▶ **Provided records**
━━━━━━━━━━━━━━━━
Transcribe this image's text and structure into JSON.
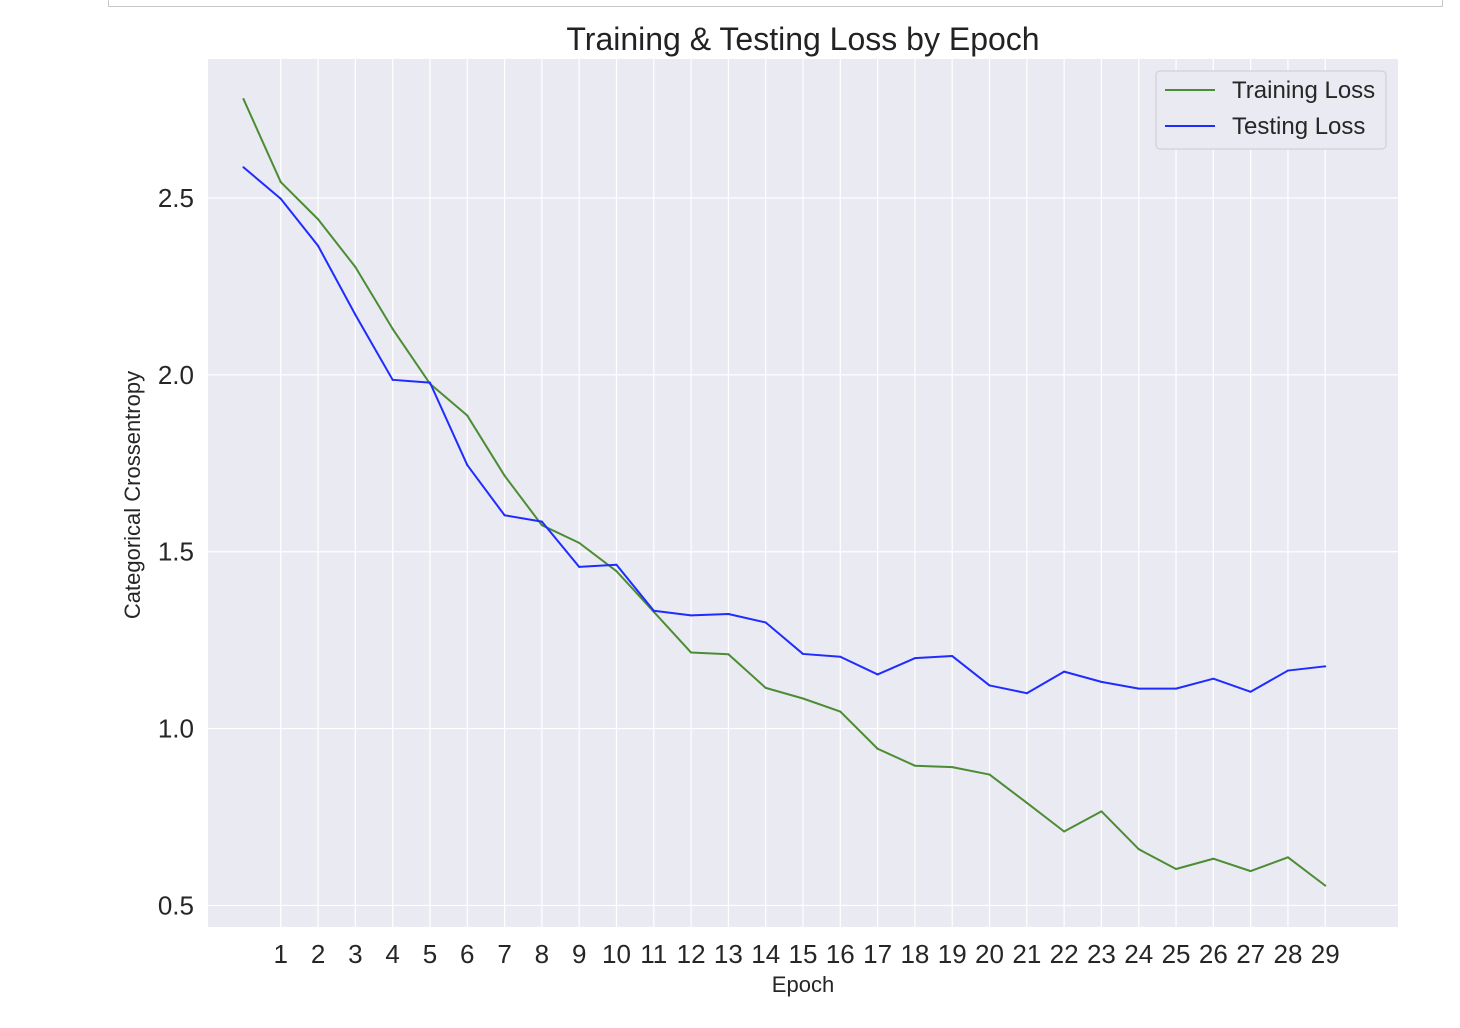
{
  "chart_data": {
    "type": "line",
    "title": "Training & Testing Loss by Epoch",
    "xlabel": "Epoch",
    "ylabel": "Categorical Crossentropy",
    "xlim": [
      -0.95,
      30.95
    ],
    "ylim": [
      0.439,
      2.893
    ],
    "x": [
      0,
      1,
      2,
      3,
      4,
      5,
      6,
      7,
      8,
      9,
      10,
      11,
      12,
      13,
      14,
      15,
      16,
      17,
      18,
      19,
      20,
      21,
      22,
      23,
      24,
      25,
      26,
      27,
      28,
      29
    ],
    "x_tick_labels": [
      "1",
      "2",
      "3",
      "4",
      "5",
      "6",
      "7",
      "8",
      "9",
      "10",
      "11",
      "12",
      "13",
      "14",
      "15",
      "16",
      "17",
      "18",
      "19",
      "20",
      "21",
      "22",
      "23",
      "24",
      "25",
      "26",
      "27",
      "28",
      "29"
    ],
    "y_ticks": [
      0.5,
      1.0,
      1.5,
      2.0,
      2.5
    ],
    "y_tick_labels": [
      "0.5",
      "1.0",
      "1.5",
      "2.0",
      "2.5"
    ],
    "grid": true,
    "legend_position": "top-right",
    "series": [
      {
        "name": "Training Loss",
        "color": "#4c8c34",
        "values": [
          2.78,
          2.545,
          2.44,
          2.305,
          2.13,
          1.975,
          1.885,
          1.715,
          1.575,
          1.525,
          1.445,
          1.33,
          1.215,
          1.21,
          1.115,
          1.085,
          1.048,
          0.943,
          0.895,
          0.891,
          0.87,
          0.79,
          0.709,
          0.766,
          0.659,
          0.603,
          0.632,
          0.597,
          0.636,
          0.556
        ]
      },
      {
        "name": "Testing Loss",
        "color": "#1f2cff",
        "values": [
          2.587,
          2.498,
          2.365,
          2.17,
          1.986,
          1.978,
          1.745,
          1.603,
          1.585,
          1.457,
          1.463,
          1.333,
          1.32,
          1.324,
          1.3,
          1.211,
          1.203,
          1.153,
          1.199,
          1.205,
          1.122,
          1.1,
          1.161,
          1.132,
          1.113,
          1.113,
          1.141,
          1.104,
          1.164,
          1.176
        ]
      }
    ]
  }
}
━━━━━━━━━━━━━━━━
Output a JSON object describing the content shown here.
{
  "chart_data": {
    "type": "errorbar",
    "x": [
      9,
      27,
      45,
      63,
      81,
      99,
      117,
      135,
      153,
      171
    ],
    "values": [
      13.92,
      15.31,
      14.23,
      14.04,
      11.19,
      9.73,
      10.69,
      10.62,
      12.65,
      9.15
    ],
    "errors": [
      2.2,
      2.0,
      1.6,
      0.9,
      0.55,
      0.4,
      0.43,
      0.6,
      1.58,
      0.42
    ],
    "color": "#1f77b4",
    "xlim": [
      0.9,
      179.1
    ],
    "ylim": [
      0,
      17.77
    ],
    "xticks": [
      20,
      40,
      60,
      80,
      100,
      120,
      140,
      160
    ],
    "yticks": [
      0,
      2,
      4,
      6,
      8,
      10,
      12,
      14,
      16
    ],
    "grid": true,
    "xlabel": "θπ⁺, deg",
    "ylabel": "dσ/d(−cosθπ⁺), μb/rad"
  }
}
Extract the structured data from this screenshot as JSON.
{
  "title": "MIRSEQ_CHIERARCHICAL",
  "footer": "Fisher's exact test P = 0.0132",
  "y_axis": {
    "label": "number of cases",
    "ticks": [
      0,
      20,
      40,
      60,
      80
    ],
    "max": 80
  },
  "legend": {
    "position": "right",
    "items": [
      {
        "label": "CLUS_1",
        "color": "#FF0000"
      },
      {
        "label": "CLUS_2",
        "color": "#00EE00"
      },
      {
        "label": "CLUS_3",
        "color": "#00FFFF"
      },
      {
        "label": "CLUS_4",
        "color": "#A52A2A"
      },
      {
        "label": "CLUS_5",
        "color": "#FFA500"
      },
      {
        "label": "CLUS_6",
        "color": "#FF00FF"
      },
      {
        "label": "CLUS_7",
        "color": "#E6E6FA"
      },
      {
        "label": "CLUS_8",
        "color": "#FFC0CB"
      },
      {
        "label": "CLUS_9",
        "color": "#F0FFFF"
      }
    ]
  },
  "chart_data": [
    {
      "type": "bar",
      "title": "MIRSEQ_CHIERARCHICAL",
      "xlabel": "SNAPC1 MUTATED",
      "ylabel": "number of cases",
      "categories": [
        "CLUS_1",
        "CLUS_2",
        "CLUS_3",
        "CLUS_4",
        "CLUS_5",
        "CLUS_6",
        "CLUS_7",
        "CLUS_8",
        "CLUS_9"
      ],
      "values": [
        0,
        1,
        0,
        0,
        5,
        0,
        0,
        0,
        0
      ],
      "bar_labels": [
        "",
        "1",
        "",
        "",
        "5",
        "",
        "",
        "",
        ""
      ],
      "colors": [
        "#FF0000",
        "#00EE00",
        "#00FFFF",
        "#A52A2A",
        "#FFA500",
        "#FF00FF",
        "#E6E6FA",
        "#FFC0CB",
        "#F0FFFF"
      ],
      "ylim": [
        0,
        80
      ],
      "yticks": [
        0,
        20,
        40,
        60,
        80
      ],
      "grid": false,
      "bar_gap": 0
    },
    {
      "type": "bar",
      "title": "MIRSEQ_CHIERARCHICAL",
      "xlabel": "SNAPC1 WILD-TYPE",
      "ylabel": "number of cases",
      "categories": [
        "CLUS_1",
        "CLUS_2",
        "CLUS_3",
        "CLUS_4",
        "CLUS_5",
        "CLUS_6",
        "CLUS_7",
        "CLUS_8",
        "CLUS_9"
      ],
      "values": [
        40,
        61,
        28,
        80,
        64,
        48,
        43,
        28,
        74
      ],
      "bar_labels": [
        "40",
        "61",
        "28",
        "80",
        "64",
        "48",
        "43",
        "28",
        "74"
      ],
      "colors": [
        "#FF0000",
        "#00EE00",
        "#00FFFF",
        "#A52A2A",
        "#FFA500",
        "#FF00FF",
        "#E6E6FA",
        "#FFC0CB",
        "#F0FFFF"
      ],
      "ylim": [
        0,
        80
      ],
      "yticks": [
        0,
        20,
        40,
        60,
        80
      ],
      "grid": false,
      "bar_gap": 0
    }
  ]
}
━━━━━━━━━━━━━━━━
▶ **Written exercise**
Pick out and copy the lines of the entries that hold the string "title".

▶ **The completed task**
    "title": "Training & Testing Loss by Epoch",
  "title": "MIRSEQ_CHIERARCHICAL",
      "title": "MIRSEQ_CHIERARCHICAL",
      "title": "MIRSEQ_CHIERARCHICAL",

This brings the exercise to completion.